[Start of section]

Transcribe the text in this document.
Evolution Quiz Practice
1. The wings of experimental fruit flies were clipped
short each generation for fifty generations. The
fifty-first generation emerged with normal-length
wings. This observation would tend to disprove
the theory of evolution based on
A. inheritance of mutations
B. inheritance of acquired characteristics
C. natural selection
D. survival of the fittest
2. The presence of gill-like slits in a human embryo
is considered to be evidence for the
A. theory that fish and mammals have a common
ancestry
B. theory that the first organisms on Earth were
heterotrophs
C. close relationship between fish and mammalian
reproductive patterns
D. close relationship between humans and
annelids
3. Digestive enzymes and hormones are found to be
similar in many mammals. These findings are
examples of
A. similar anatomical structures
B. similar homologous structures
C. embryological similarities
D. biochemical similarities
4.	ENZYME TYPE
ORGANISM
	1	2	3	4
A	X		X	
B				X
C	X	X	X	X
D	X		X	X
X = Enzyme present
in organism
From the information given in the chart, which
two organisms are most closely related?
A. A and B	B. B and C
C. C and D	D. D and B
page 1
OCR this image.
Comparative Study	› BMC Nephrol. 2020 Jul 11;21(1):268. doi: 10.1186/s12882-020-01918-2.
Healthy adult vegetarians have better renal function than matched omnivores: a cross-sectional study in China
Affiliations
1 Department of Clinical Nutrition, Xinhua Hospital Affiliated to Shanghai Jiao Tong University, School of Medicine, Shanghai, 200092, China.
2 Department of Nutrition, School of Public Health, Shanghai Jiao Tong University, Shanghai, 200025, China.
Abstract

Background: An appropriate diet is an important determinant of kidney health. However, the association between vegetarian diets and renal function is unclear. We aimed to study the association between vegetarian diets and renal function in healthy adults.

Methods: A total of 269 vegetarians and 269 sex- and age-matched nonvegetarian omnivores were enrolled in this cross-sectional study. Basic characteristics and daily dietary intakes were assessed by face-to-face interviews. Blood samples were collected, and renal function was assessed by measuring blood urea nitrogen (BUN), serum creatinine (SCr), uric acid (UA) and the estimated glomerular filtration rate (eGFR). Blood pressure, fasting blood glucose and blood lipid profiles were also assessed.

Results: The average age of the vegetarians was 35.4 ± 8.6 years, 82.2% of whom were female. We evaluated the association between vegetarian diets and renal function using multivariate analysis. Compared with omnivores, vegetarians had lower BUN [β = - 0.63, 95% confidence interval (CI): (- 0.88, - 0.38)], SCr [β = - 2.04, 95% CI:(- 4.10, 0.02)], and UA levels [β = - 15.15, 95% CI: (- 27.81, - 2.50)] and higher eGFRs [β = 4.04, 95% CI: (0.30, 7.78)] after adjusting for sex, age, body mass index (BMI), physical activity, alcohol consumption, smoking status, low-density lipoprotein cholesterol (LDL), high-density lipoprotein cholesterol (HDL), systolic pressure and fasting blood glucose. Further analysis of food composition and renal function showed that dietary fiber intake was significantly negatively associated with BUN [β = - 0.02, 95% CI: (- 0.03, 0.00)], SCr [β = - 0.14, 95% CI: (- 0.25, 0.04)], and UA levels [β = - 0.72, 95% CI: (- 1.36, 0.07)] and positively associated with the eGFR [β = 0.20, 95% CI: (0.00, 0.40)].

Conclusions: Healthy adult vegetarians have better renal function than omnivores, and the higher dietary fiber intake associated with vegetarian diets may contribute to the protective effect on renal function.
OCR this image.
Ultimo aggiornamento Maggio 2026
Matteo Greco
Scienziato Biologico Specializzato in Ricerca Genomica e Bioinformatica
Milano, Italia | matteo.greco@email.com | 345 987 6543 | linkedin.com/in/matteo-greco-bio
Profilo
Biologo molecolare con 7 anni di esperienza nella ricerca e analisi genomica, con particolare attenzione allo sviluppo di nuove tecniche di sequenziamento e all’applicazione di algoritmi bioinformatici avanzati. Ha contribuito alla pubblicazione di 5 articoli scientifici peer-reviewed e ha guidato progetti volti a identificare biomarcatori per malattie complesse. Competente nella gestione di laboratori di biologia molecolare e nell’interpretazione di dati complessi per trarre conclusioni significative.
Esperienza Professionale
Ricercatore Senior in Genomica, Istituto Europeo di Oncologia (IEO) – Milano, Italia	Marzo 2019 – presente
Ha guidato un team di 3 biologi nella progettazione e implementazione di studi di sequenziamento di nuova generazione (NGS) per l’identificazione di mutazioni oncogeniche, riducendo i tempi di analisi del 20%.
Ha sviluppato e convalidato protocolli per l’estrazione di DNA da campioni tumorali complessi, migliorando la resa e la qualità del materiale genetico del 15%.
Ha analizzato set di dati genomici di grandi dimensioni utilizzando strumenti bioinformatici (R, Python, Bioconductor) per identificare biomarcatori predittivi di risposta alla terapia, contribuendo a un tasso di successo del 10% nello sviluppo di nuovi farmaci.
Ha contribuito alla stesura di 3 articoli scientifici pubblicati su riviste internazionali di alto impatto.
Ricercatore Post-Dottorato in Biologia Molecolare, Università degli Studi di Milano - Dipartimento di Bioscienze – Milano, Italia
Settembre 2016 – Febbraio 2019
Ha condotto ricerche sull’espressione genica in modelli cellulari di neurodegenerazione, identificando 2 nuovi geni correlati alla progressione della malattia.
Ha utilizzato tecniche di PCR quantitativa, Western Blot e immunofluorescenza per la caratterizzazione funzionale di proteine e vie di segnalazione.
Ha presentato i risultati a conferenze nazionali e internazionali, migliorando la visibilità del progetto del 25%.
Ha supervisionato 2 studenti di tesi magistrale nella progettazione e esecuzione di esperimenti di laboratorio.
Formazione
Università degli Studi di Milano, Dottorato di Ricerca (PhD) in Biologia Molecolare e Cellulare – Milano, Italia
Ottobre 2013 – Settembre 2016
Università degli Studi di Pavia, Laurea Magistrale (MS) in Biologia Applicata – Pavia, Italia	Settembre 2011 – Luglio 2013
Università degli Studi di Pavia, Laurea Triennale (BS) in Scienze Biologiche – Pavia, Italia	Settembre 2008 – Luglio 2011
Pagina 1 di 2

[End of section]

[THE TASK] Read the data above and pull out each line that holds the string "similarities".

[THE COMPLETED TASK]
C. embryological similarities
D. biochemical similarities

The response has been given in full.